+++ DATA SHOWN +++

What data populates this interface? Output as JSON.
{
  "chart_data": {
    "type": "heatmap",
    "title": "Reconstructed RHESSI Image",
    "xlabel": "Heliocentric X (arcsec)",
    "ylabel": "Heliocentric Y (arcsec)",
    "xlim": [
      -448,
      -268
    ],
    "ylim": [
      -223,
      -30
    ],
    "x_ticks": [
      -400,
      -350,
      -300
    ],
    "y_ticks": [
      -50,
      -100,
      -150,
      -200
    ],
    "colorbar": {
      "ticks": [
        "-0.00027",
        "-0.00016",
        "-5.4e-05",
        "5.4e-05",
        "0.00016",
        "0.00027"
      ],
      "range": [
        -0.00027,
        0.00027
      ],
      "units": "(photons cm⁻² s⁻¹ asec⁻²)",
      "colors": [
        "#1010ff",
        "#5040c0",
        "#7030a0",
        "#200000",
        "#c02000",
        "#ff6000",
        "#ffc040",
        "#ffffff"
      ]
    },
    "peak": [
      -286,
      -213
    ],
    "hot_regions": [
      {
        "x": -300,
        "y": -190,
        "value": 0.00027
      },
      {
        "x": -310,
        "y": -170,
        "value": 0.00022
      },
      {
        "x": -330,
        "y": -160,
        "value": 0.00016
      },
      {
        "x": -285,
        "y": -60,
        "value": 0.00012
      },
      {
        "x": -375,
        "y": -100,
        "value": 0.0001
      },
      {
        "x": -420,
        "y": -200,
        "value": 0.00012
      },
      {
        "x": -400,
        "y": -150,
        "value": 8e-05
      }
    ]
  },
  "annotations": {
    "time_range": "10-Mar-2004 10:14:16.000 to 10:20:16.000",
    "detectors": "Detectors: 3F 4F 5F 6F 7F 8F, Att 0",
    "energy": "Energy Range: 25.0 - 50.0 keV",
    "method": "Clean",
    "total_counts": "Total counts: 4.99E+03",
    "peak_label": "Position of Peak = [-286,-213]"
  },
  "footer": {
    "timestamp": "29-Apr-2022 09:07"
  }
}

+++

# WHAT YOU SHOULD DO:
Restate the records, all of them, precisely as written.

# FINAL RESULT:
What data populates this interface? Output as JSON.
{
  "chart_data": {
    "type": "heatmap",
    "title": "Reconstructed RHESSI Image",
    "xlabel": "Heliocentric X (arcsec)",
    "ylabel": "Heliocentric Y (arcsec)",
    "xlim": [
      -448,
      -268
    ],
    "ylim": [
      -223,
      -30
    ],
    "x_ticks": [
      -400,
      -350,
      -300
    ],
    "y_ticks": [
      -50,
      -100,
      -150,
      -200
    ],
    "colorbar": {
      "ticks": [
        "-0.00027",
        "-0.00016",
        "-5.4e-05",
        "5.4e-05",
        "0.00016",
        "0.00027"
      ],
      "range": [
        -0.00027,
        0.00027
      ],
      "units": "(photons cm⁻² s⁻¹ asec⁻²)",
      "colors": [
        "#1010ff",
        "#5040c0",
        "#7030a0",
        "#200000",
        "#c02000",
        "#ff6000",
        "#ffc040",
        "#ffffff"
      ]
    },
    "peak": [
      -286,
      -213
    ],
    "hot_regions": [
      {
        "x": -300,
        "y": -190,
        "value": 0.00027
      },
      {
        "x": -310,
        "y": -170,
        "value": 0.00022
      },
      {
        "x": -330,
        "y": -160,
        "value": 0.00016
      },
      {
        "x": -285,
        "y": -60,
        "value": 0.00012
      },
      {
        "x": -375,
        "y": -100,
        "value": 0.0001
      },
      {
        "x": -420,
        "y": -200,
        "value": 0.00012
      },
      {
        "x": -400,
        "y": -150,
        "value": 8e-05
      }
    ]
  },
  "annotations": {
    "time_range": "10-Mar-2004 10:14:16.000 to 10:20:16.000",
    "detectors": "Detectors: 3F 4F 5F 6F 7F 8F, Att 0",
    "energy": "Energy Range: 25.0 - 50.0 keV",
    "method": "Clean",
    "total_counts": "Total counts: 4.99E+03",
    "peak_label": "Position of Peak = [-286,-213]"
  },
  "footer": {
    "timestamp": "29-Apr-2022 09:07"
  }
}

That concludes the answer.